Document passage:
Somehow the whole SB/SD thing came up, and he was surprisingly cool about it... He said he'd never been the sort of relationship, but was open to the idea... ((not that I asked him for one))... He asked me out, and we ended up going for drinks at a bar... He was so damned handsome... We had a good time... And at the end of the night, he handed me a little goody bag... It was a nice surprise... I wasn't expecting anything from him... I never open these things in front of the guy, unless he asks, so when I was on the subway back home, I was SHOCKED to find a rolled wad of $$$ wrapped in pretty pink tissue paper...

Ladies, I mean... SHOCKED!!!!!

((funny thing was it was almost what I asked for monthly--hadn't gotten that from MD or Traveler in all the time I put into them))

I shot him a super sweet email that night... We have our next date for next week... Looks like I'm back... LOL

I'm not sure how to approach this though... I won't go into this one with my list of demands just yet, but I'll keep it in my bag just in case...



*sigh*  :)

***On another note... I got an email from a 'journalist' that was interested in interviewing for in internship... She wanted to get a better understanding of the Sugar Life and read my blog... She wanted to do it via Skype... I offered to answer a few questions, but through email... Just wondering if any of you got the same requests...

It feels good to be back, reading about what you all have been up or down to...

*CCSB

Monday, March 5, 2012

Man O Man...

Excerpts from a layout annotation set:
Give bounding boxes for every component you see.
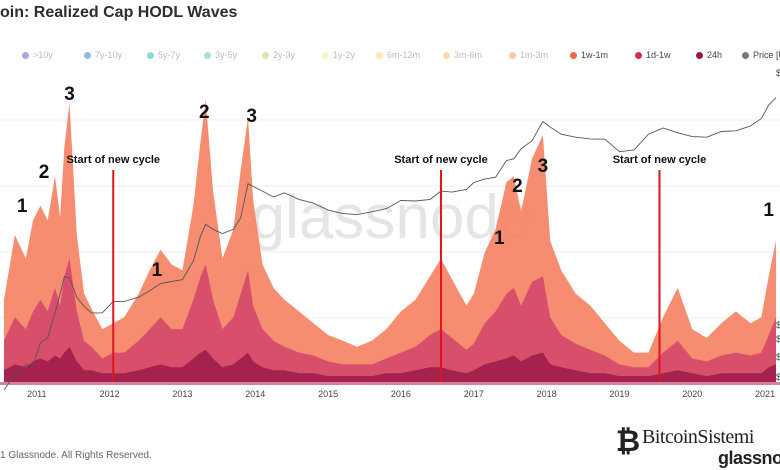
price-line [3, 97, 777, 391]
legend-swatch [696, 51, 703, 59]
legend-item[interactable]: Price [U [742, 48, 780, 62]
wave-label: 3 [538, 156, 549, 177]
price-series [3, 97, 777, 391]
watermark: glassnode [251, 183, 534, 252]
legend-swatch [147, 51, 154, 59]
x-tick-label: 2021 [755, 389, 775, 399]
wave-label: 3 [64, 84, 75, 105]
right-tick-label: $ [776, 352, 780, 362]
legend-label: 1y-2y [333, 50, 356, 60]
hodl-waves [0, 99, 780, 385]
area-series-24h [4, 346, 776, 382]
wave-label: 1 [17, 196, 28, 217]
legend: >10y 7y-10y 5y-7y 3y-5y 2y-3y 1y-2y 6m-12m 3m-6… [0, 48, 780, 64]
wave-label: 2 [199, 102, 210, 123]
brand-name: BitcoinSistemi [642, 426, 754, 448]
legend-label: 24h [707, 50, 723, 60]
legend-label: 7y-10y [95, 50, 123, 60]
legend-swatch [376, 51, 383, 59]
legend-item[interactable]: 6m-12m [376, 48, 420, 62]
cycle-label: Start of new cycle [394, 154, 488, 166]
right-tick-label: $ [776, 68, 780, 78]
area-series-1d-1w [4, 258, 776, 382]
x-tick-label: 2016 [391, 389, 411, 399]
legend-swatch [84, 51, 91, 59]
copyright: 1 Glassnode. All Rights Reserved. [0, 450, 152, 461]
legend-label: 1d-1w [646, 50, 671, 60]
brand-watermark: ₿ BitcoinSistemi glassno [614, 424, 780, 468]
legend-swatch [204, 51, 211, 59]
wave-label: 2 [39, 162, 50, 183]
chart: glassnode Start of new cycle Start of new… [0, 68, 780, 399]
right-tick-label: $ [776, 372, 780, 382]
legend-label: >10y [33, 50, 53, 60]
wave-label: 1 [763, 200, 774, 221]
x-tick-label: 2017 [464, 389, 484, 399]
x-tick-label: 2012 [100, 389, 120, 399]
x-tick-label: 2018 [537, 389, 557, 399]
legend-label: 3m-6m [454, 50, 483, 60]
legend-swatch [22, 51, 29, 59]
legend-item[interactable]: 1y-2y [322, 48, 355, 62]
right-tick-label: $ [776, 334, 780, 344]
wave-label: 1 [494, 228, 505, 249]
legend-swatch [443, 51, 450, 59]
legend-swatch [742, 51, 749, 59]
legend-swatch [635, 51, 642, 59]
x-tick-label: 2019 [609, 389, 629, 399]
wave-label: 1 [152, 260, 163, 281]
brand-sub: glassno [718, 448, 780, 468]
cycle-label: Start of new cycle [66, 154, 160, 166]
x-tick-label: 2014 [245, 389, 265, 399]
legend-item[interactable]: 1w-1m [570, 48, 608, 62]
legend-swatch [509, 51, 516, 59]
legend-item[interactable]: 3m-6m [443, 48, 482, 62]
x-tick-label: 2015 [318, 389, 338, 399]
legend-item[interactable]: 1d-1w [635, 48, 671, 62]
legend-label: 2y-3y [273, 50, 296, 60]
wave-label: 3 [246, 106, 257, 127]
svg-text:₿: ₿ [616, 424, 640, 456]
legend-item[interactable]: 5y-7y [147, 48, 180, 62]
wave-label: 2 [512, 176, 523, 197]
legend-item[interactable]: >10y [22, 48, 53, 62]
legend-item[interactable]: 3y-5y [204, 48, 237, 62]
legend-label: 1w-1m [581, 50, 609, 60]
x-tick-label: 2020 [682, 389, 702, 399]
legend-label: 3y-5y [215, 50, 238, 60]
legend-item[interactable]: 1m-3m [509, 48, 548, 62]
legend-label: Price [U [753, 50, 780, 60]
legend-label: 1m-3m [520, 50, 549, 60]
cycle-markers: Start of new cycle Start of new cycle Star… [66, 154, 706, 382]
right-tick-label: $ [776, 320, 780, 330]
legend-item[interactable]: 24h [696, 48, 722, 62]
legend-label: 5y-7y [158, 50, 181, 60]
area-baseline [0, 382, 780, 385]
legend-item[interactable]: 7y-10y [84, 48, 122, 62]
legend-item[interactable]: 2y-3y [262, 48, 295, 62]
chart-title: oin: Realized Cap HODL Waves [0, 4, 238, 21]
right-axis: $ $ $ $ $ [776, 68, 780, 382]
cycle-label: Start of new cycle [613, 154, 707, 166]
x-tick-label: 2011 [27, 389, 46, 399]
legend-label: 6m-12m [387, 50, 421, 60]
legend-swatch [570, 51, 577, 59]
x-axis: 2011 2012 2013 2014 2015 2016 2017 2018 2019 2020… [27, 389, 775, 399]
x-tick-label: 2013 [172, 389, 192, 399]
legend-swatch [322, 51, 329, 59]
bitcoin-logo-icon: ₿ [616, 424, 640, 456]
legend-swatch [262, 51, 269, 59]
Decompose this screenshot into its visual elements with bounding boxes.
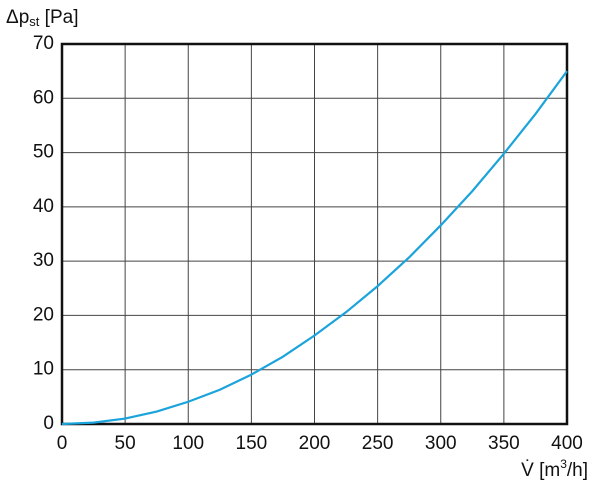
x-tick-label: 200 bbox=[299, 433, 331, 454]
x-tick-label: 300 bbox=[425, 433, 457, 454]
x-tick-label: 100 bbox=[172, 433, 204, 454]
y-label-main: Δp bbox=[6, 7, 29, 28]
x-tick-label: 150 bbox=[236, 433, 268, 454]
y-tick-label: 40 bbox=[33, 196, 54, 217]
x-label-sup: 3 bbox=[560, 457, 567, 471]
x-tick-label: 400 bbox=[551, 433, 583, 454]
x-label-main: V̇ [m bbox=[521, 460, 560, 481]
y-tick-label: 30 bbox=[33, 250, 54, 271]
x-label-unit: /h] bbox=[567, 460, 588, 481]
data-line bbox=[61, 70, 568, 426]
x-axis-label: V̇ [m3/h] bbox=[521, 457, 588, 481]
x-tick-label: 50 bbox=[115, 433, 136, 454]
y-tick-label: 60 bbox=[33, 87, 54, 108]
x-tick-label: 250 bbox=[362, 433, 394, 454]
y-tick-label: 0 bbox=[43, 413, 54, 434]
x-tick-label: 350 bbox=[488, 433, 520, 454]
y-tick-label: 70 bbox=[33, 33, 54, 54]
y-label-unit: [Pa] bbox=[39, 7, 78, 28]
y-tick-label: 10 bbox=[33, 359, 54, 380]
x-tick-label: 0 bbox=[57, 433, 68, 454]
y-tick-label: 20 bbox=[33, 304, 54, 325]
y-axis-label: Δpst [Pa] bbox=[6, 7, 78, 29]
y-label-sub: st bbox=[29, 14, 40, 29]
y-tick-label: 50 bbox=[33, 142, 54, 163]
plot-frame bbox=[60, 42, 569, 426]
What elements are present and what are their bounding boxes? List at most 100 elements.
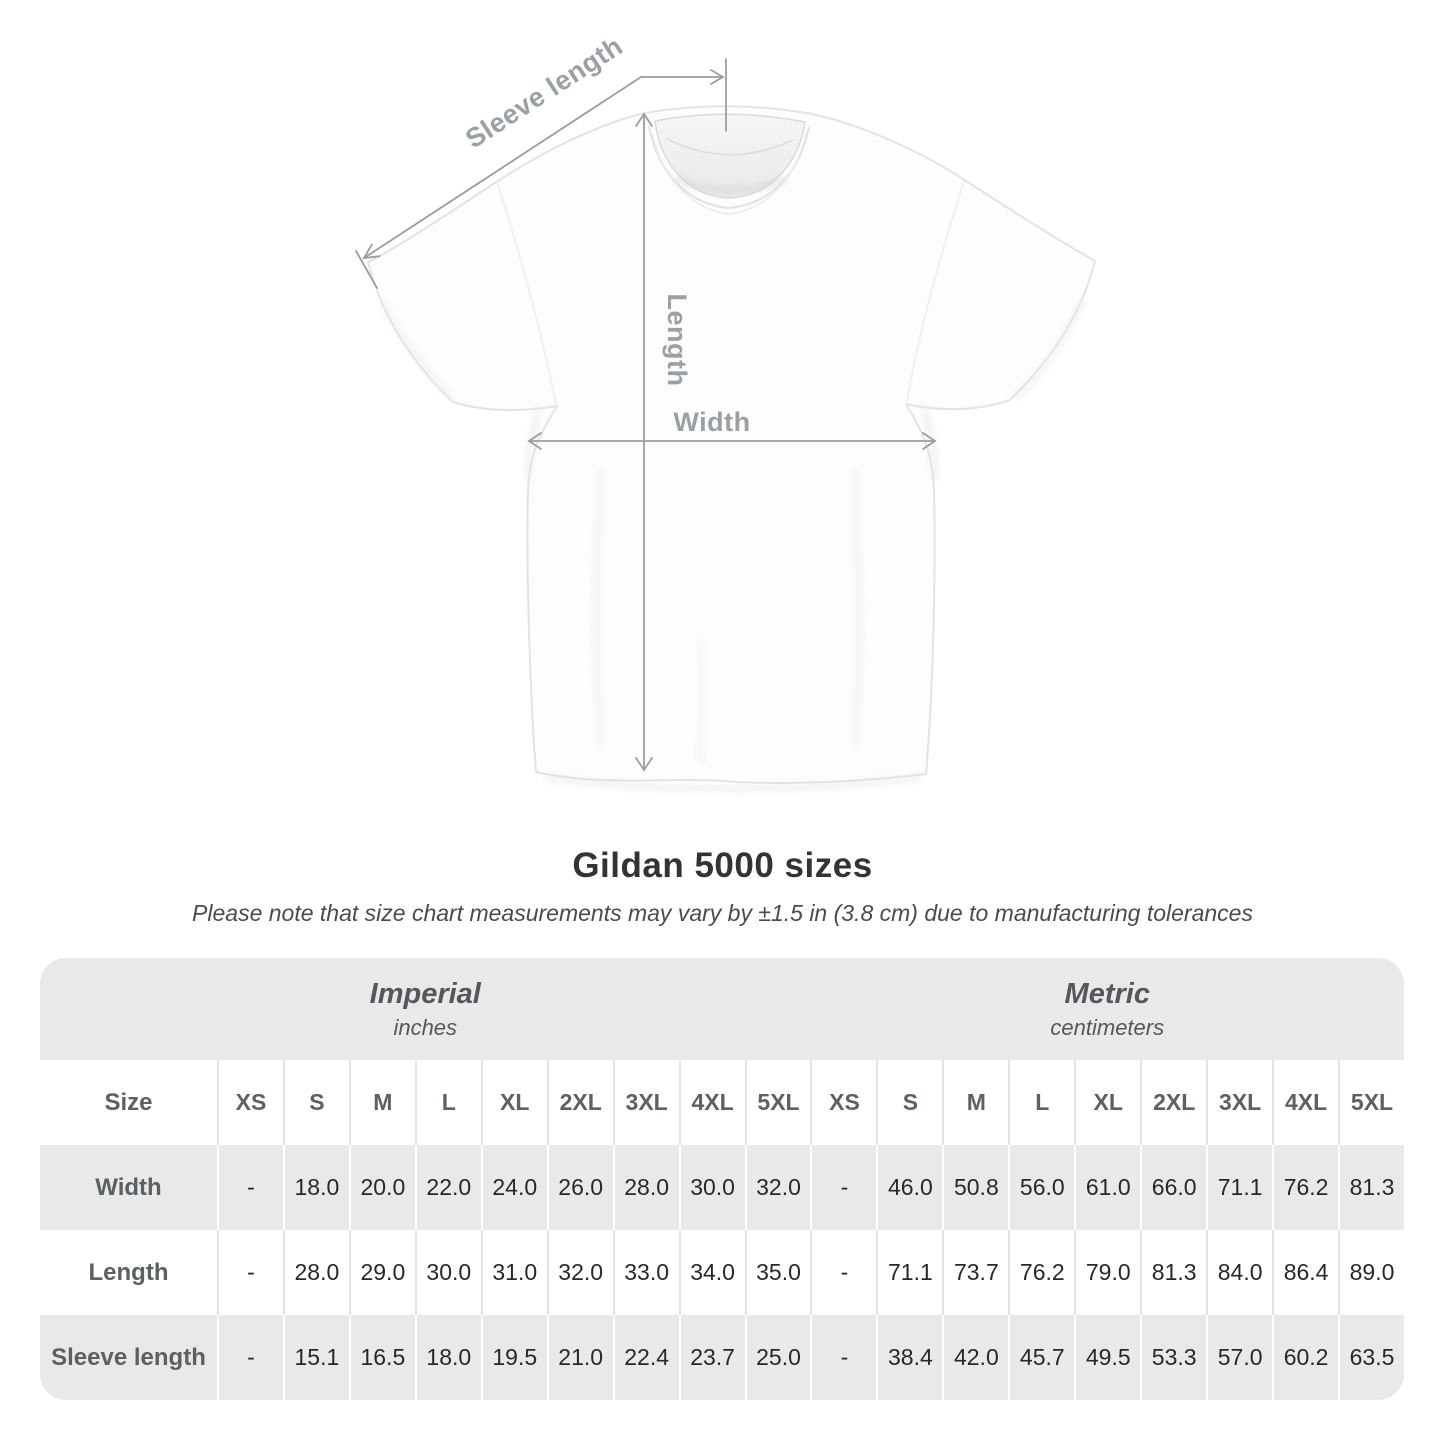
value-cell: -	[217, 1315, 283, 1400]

Request: Repeat the blog post word for word, starting at "((funny thing was" and ending at "the same requests...".

Solution for this task:
((funny thing was it was almost what I asked for monthly--hadn't gotten that from MD or Traveler in all the time I put into them))

I shot him a super sweet email that night... We have our next date for next week... Looks like I'm back... LOL

I'm not sure how to approach this though... I won't go into this one with my list of demands just yet, but I'll keep it in my bag just in case...



*sigh*  :)

***On another note... I got an email from a 'journalist' that was interested in interviewing for in internship... She wanted to get a better understanding of the Sugar Life and read my blog... She wanted to do it via Skype... I offered to answer a few questions, but through email... Just wondering if any of you got the same requests...